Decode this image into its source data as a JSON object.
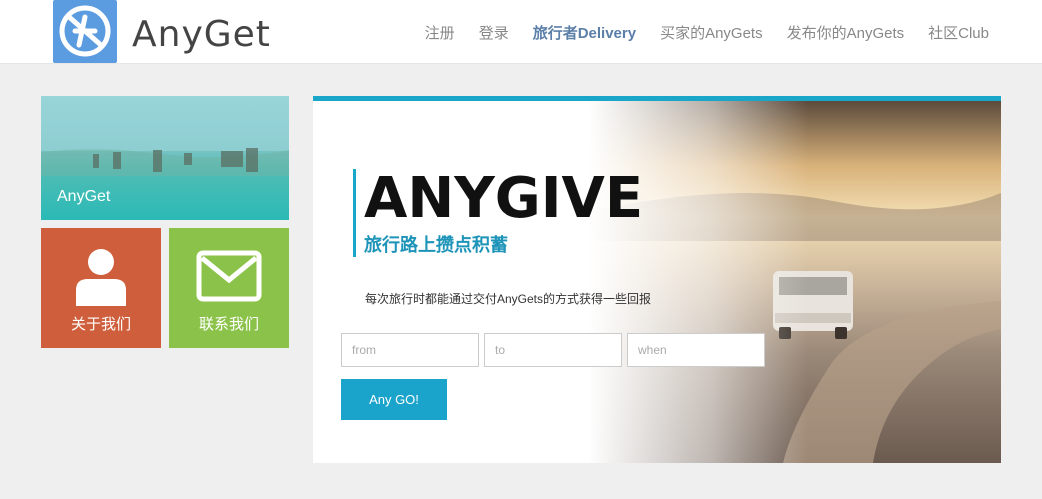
{
  "brand": {
    "name": "AnyGet"
  },
  "nav": {
    "items": [
      "注册",
      "登录",
      "旅行者Delivery",
      "买家的AnyGets",
      "发布你的AnyGets",
      "社区Club"
    ],
    "active_index": 2
  },
  "tiles": {
    "banner_label": "AnyGet",
    "about_label": "关于我们",
    "contact_label": "联系我们"
  },
  "hero": {
    "title": "ANYGIVE",
    "subtitle": "旅行路上攒点积蓄",
    "description": "每次旅行时都能通过交付AnyGets的方式获得一些回报",
    "from_placeholder": "from",
    "to_placeholder": "to",
    "when_placeholder": "when",
    "button_label": "Any GO!"
  },
  "colors": {
    "accent": "#1aa6c8",
    "about_tile": "#cf5f3c",
    "contact_tile": "#8bc34a",
    "nav_active": "#5b7fa8"
  }
}
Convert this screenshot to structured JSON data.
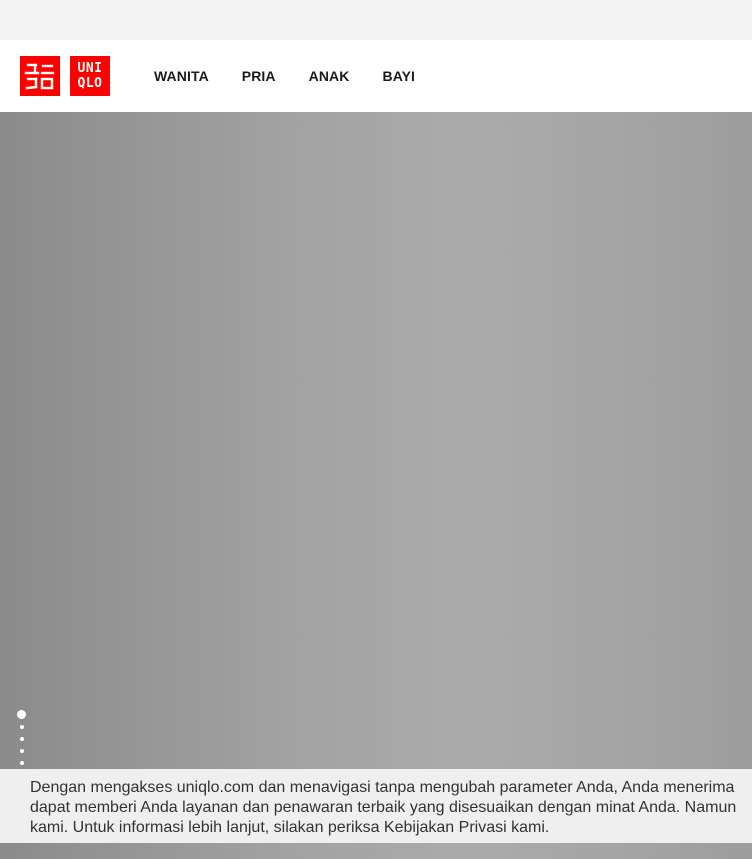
{
  "brand": {
    "name": "UNIQLO",
    "logo_katakana": "ユニクロ",
    "logo_latin_line1": "UNI",
    "logo_latin_line2": "QLO",
    "color": "#ff0000"
  },
  "nav": {
    "items": [
      {
        "label": "WANITA"
      },
      {
        "label": "PRIA"
      },
      {
        "label": "ANAK"
      },
      {
        "label": "BAYI"
      }
    ]
  },
  "hero": {
    "slide_count": 6,
    "active_slide": 1
  },
  "cookie_banner": {
    "line1": "Dengan mengakses uniqlo.com dan menavigasi tanpa mengubah parameter Anda, Anda menerima",
    "line2": "dapat memberi Anda layanan dan penawaran terbaik yang disesuaikan dengan minat Anda. Namun",
    "line3": "kami. Untuk informasi lebih lanjut, silakan periksa Kebijakan Privasi kami."
  }
}
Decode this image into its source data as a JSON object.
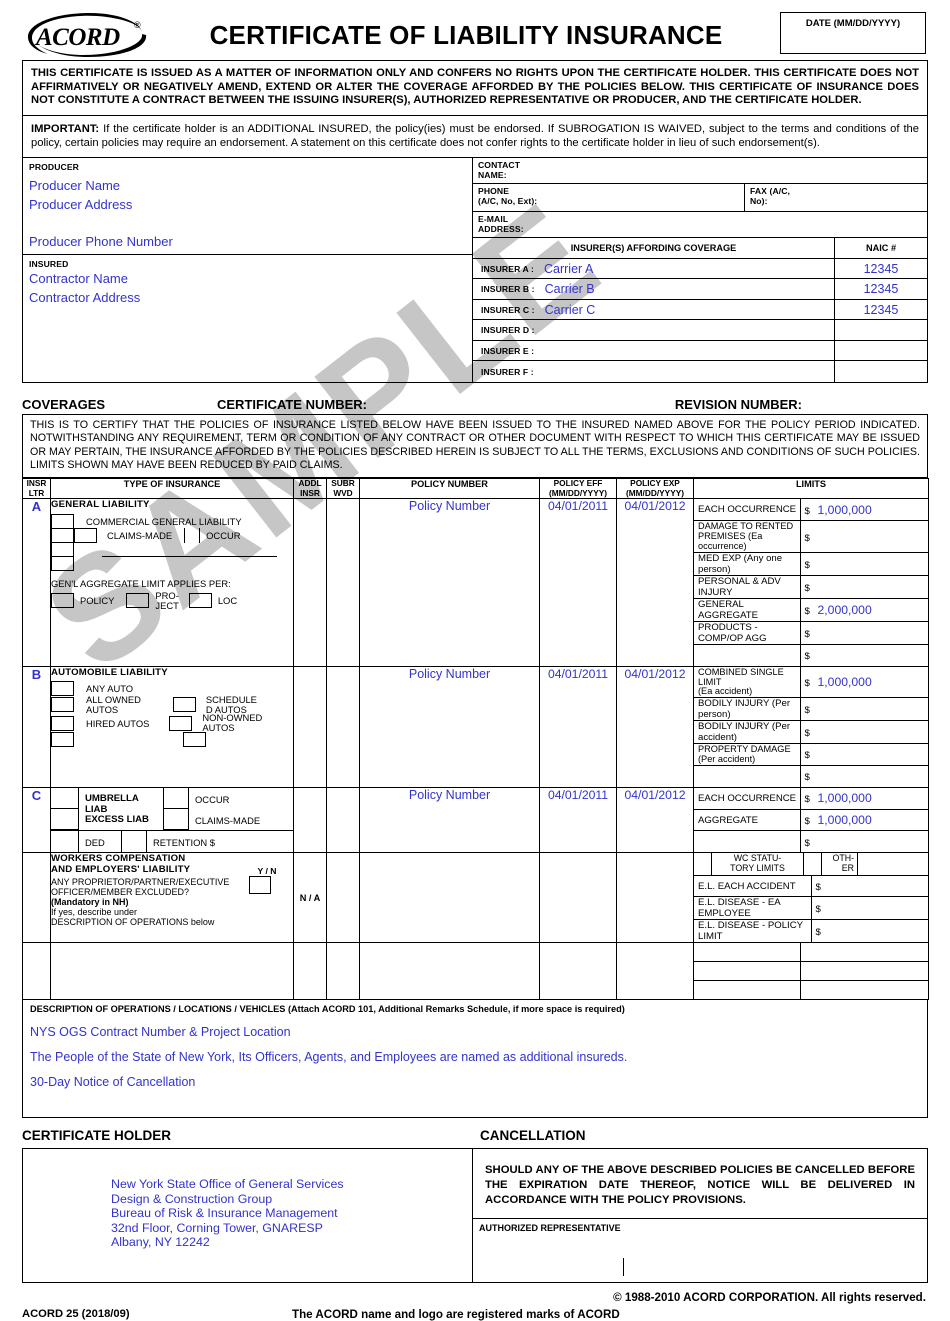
{
  "header": {
    "logo_text": "ACORD",
    "logo_reg": "®",
    "title": "CERTIFICATE OF LIABILITY INSURANCE",
    "date_label": "DATE  (MM/DD/YYYY)",
    "date_value": ""
  },
  "notices": {
    "main": "THIS CERTIFICATE IS ISSUED AS A MATTER OF INFORMATION ONLY AND CONFERS NO RIGHTS UPON THE CERTIFICATE HOLDER. THIS CERTIFICATE DOES NOT AFFIRMATIVELY OR NEGATIVELY AMEND, EXTEND OR ALTER THE COVERAGE AFFORDED BY THE POLICIES BELOW. THIS CERTIFICATE OF INSURANCE DOES NOT CONSTITUTE A CONTRACT BETWEEN THE ISSUING INSURER(S), AUTHORIZED REPRESENTATIVE OR PRODUCER, AND THE CERTIFICATE HOLDER.",
    "important_label": "IMPORTANT:",
    "important": " If the certificate holder is an ADDITIONAL INSURED, the policy(ies) must be endorsed. If SUBROGATION IS WAIVED, subject to the terms and conditions of the policy, certain policies may require an endorsement.  A statement on this certificate does not confer rights to the certificate holder in lieu of such endorsement(s)."
  },
  "producer": {
    "label": "PRODUCER",
    "name": "Producer Name",
    "address": "Producer Address",
    "phone": "Producer Phone Number"
  },
  "insured": {
    "label": "INSURED",
    "name": "Contractor Name",
    "address": "Contractor Address"
  },
  "contact": {
    "name_label": "CONTACT\nNAME:",
    "name_label_l1": "CONTACT",
    "name_label_l2": "NAME:",
    "name_value": "",
    "phone_label_l1": "PHONE",
    "phone_label_l2": "(A/C, No, Ext):",
    "phone_value": "",
    "fax_label_l1": "FAX (A/C,",
    "fax_label_l2": "No):",
    "fax_value": "",
    "email_label_l1": "E-MAIL",
    "email_label_l2": "ADDRESS:",
    "email_value": ""
  },
  "insurers": {
    "header": "INSURER(S) AFFORDING COVERAGE",
    "naic_header": "NAIC #",
    "rows": [
      {
        "label": "INSURER A :",
        "name": "Carrier A",
        "naic": "12345"
      },
      {
        "label": "INSURER B :",
        "name": "Carrier B",
        "naic": "12345"
      },
      {
        "label": "INSURER C :",
        "name": "Carrier C",
        "naic": "12345"
      },
      {
        "label": "INSURER D :",
        "name": "",
        "naic": ""
      },
      {
        "label": "INSURER E :",
        "name": "",
        "naic": ""
      },
      {
        "label": "INSURER F :",
        "name": "",
        "naic": ""
      }
    ]
  },
  "coverages_bar": {
    "coverages": "COVERAGES",
    "certificate_number_label": "CERTIFICATE NUMBER:",
    "certificate_number_value": "",
    "revision_number_label": "REVISION NUMBER:",
    "revision_number_value": ""
  },
  "certify_text": "THIS IS TO CERTIFY THAT THE POLICIES OF INSURANCE LISTED BELOW HAVE BEEN ISSUED TO THE INSURED NAMED ABOVE FOR THE POLICY PERIOD INDICATED. NOTWITHSTANDING ANY REQUIREMENT, TERM OR CONDITION OF ANY CONTRACT OR OTHER DOCUMENT WITH RESPECT TO WHICH THIS CERTIFICATE MAY BE ISSUED OR MAY PERTAIN, THE INSURANCE AFFORDED BY THE POLICIES DESCRIBED HEREIN IS SUBJECT TO ALL THE TERMS, EXCLUSIONS AND CONDITIONS OF SUCH POLICIES. LIMITS SHOWN MAY HAVE BEEN REDUCED BY PAID CLAIMS.",
  "table_headers": {
    "insr_ltr_l1": "INSR",
    "insr_ltr_l2": "LTR",
    "type_of_insurance": "TYPE OF INSURANCE",
    "addl_insr_l1": "ADDL",
    "addl_insr_l2": "INSR",
    "subr_wvd_l1": "SUBR",
    "subr_wvd_l2": "WVD",
    "policy_number": "POLICY NUMBER",
    "policy_eff_l1": "POLICY EFF",
    "policy_eff_l2": "(MM/DD/YYYY)",
    "policy_exp_l1": "POLICY EXP",
    "policy_exp_l2": "(MM/DD/YYYY)",
    "limits": "LIMITS"
  },
  "rows": {
    "general_liability": {
      "insr_ltr": "A",
      "title": "GENERAL  LIABILITY",
      "cgl": "COMMERCIAL GENERAL LIABILITY",
      "claims_made": "CLAIMS-MADE",
      "occur": "OCCUR",
      "aggregate_applies": "GEN'L AGGREGATE LIMIT APPLIES PER:",
      "policy": "POLICY",
      "project_l1": "PRO-",
      "project_l2": "JECT",
      "loc": "LOC",
      "addl_insr": "",
      "subr_wvd": "",
      "policy_number": "Policy Number",
      "policy_eff": "04/01/2011",
      "policy_exp": "04/01/2012",
      "limits": [
        {
          "label": "EACH OCCURRENCE",
          "label2": "",
          "amount": "1,000,000"
        },
        {
          "label": "DAMAGE TO RENTED",
          "label2": "PREMISES (Ea occurrence)",
          "amount": ""
        },
        {
          "label": "MED EXP (Any one person)",
          "label2": "",
          "amount": ""
        },
        {
          "label": "PERSONAL & ADV INJURY",
          "label2": "",
          "amount": ""
        },
        {
          "label": "GENERAL AGGREGATE",
          "label2": "",
          "amount": "2,000,000"
        },
        {
          "label": "PRODUCTS - COMP/OP AGG",
          "label2": "",
          "amount": ""
        },
        {
          "label": "",
          "label2": "",
          "amount": ""
        }
      ]
    },
    "automobile_liability": {
      "insr_ltr": "B",
      "title": "AUTOMOBILE  LIABILITY",
      "any_auto": "ANY AUTO",
      "all_owned_l1": "ALL OWNED",
      "all_owned_l2": "AUTOS",
      "hired_autos": "HIRED AUTOS",
      "scheduled_l1": "SCHEDULE",
      "scheduled_l2": "D AUTOS",
      "non_owned_l1": "NON-OWNED",
      "non_owned_l2": "AUTOS",
      "addl_insr": "",
      "subr_wvd": "",
      "policy_number": "Policy Number",
      "policy_eff": "04/01/2011",
      "policy_exp": "04/01/2012",
      "limits": [
        {
          "label": "COMBINED SINGLE LIMIT",
          "label2": "(Ea accident)",
          "amount": "1,000,000"
        },
        {
          "label": "BODILY INJURY (Per person)",
          "label2": "",
          "amount": ""
        },
        {
          "label": "BODILY INJURY (Per accident)",
          "label2": "",
          "amount": ""
        },
        {
          "label": "PROPERTY DAMAGE",
          "label2": "(Per accident)",
          "amount": ""
        },
        {
          "label": "",
          "label2": "",
          "amount": ""
        }
      ]
    },
    "umbrella": {
      "insr_ltr": "C",
      "umbrella_liab": "UMBRELLA LIAB",
      "excess_liab": "EXCESS LIAB",
      "occur": "OCCUR",
      "claims_made": "CLAIMS-MADE",
      "ded": "DED",
      "retention": "RETENTION $",
      "addl_insr": "",
      "subr_wvd": "",
      "policy_number": "Policy Number",
      "policy_eff": "04/01/2011",
      "policy_exp": "04/01/2012",
      "limits": [
        {
          "label": "EACH OCCURRENCE",
          "label2": "",
          "amount": "1,000,000"
        },
        {
          "label": "AGGREGATE",
          "label2": "",
          "amount": "1,000,000"
        },
        {
          "label": "",
          "label2": "",
          "amount": ""
        }
      ]
    },
    "workers_comp": {
      "insr_ltr": "",
      "title_l1": "WORKERS   COMPENSATION",
      "title_l2": "AND EMPLOYERS' LIABILITY",
      "question_l1": "ANY    PROPRIETOR/PARTNER/EXECUTIVE",
      "question_l2": "OFFICER/MEMBER    EXCLUDED?",
      "mandatory": "(Mandatory in NH)",
      "ifyes_l1": "If yes, describe under",
      "ifyes_l2": "DESCRIPTION OF OPERATIONS below",
      "yn": "Y / N",
      "na": "N / A",
      "wc_statutory_l1": "WC STATU-",
      "wc_statutory_l2": "TORY LIMITS",
      "other_l1": "OTH-",
      "other_l2": "ER",
      "addl_insr": "",
      "subr_wvd": "",
      "policy_number": "",
      "policy_eff": "",
      "policy_exp": "",
      "limits": [
        {
          "label": "E.L. EACH ACCIDENT",
          "label2": "",
          "amount": ""
        },
        {
          "label": "E.L. DISEASE - EA EMPLOYEE",
          "label2": "",
          "amount": ""
        },
        {
          "label": "E.L. DISEASE - POLICY LIMIT",
          "label2": "",
          "amount": ""
        }
      ]
    },
    "blank_row": {
      "insr_ltr": "",
      "type": "",
      "addl_insr": "",
      "subr_wvd": "",
      "policy_number": "",
      "policy_eff": "",
      "policy_exp": "",
      "limits": [
        {
          "label": "",
          "label2": "",
          "amount": ""
        },
        {
          "label": "",
          "label2": "",
          "amount": ""
        },
        {
          "label": "",
          "label2": "",
          "amount": ""
        }
      ]
    }
  },
  "description": {
    "header_bold": "DESCRIPTION OF OPERATIONS / LOCATIONS / VEHICLES",
    "header_rest": "  (Attach ACORD 101, Additional Remarks Schedule, if more space is required)",
    "lines": [
      "NYS OGS Contract Number & Project Location",
      "The People of the State of New York, Its Officers, Agents, and Employees are named as additional insureds.",
      "30-Day Notice of Cancellation"
    ]
  },
  "certificate_holder": {
    "label": "CERTIFICATE  HOLDER",
    "lines": [
      "New York State Office of General Services",
      "Design & Construction Group",
      "Bureau of Risk & Insurance Management",
      "32nd Floor, Corning Tower, GNARESP",
      "Albany, NY 12242"
    ]
  },
  "cancellation": {
    "label": "CANCELLATION",
    "text": "SHOULD ANY OF THE ABOVE DESCRIBED POLICIES BE CANCELLED BEFORE THE EXPIRATION DATE THEREOF, NOTICE WILL BE DELIVERED IN ACCORDANCE WITH THE POLICY PROVISIONS.",
    "authorized_rep": "AUTHORIZED  REPRESENTATIVE",
    "signature": ""
  },
  "footer": {
    "copyright": "© 1988-2010 ACORD CORPORATION.  All rights reserved.",
    "form": "ACORD 25 (2018/09)",
    "trademark": "The ACORD name and logo are registered marks of ACORD"
  },
  "watermark": "SAMPLE",
  "colors": {
    "ink_blue": "#3333cc",
    "black": "#000000",
    "watermark_gray": "#c4c4c4"
  }
}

---+---

▸ TASK STATEMENT
Identify and list each line with the word "AFFORDED".

▸ TASK RESULT
    "main": "THIS CERTIFICATE IS ISSUED AS A MATTER OF INFORMATION ONLY AND CONFERS NO RIGHTS UPON THE CERTIFICATE HOLDER. THIS CERTIFICATE DOES NOT AFFIRMATIVELY OR NEGATIVELY AMEND, EXTEND OR ALTER THE COVERAGE AFFORDED BY THE POLICIES BELOW. THIS CERTIFICATE OF INSURANCE DOES NOT CONSTITUTE A CONTRACT BETWEEN THE ISSUING INSURER(S), AUTHORIZED REPRESENTATIVE OR PRODUCER, AND THE CERTIFICATE HOLDER.",
  "certify_text": "THIS IS TO CERTIFY THAT THE POLICIES OF INSURANCE LISTED BELOW HAVE BEEN ISSUED TO THE INSURED NAMED ABOVE FOR THE POLICY PERIOD INDICATED. NOTWITHSTANDING ANY REQUIREMENT, TERM OR CONDITION OF ANY CONTRACT OR OTHER DOCUMENT WITH RESPECT TO WHICH THIS CERTIFICATE MAY BE ISSUED OR MAY PERTAIN, THE INSURANCE AFFORDED BY THE POLICIES DESCRIBED HEREIN IS SUBJECT TO ALL THE TERMS, EXCLUSIONS AND CONDITIONS OF SUCH POLICIES. LIMITS SHOWN MAY HAVE BEEN REDUCED BY PAID CLAIMS.",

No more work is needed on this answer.